## Your instructions
Update the lines from the start through the line with "- panel-title[interactable]: 限制编辑: [191, 2, 235, 18]", replacing "settings-button" with "options-button" and leaving everything else unchanged.

## Data extract
** Begin **

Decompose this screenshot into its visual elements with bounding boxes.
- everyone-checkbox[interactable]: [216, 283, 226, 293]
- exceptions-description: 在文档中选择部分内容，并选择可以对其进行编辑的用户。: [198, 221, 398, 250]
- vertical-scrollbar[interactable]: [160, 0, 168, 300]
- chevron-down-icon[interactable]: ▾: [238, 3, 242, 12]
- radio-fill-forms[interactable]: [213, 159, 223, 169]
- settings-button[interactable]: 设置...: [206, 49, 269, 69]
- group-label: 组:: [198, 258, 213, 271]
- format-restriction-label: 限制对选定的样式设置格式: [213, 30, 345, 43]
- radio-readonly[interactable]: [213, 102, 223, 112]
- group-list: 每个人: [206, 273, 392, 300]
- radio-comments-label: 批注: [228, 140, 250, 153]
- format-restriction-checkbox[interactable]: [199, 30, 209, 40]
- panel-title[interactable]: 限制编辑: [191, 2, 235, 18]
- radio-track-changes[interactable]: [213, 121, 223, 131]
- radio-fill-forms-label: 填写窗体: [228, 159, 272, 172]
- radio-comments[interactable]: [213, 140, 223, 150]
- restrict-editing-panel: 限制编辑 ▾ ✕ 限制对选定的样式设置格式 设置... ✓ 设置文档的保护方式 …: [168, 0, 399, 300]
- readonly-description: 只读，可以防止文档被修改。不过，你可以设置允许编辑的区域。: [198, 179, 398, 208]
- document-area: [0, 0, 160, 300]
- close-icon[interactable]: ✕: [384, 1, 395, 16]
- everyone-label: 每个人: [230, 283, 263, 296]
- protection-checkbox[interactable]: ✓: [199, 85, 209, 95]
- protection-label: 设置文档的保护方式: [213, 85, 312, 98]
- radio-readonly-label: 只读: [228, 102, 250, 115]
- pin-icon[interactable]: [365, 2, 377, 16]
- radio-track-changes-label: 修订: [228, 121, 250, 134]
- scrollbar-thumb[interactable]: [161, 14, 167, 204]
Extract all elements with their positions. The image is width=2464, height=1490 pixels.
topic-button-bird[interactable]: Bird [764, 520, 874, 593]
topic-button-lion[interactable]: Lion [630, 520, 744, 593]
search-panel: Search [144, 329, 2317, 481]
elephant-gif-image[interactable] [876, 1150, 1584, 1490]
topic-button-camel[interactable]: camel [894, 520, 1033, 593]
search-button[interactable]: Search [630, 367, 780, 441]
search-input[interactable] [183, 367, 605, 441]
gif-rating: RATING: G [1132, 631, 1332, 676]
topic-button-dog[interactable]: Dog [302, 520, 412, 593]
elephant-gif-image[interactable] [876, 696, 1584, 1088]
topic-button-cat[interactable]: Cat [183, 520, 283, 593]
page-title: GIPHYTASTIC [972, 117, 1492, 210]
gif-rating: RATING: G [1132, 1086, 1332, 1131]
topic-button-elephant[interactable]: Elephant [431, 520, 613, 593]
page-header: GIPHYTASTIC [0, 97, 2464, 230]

** End **

## Response
Decompose this screenshot into its visual elements with bounding boxes.
- everyone-checkbox[interactable]: [216, 283, 226, 293]
- exceptions-description: 在文档中选择部分内容，并选择可以对其进行编辑的用户。: [198, 221, 398, 250]
- vertical-scrollbar[interactable]: [160, 0, 168, 300]
- chevron-down-icon[interactable]: ▾: [238, 3, 242, 12]
- radio-fill-forms[interactable]: [213, 159, 223, 169]
- options-button[interactable]: 设置...: [206, 49, 269, 69]
- group-label: 组:: [198, 258, 213, 271]
- format-restriction-label: 限制对选定的样式设置格式: [213, 30, 345, 43]
- radio-readonly[interactable]: [213, 102, 223, 112]
- group-list: 每个人: [206, 273, 392, 300]
- radio-comments-label: 批注: [228, 140, 250, 153]
- format-restriction-checkbox[interactable]: [199, 30, 209, 40]
- panel-title[interactable]: 限制编辑: [191, 2, 235, 18]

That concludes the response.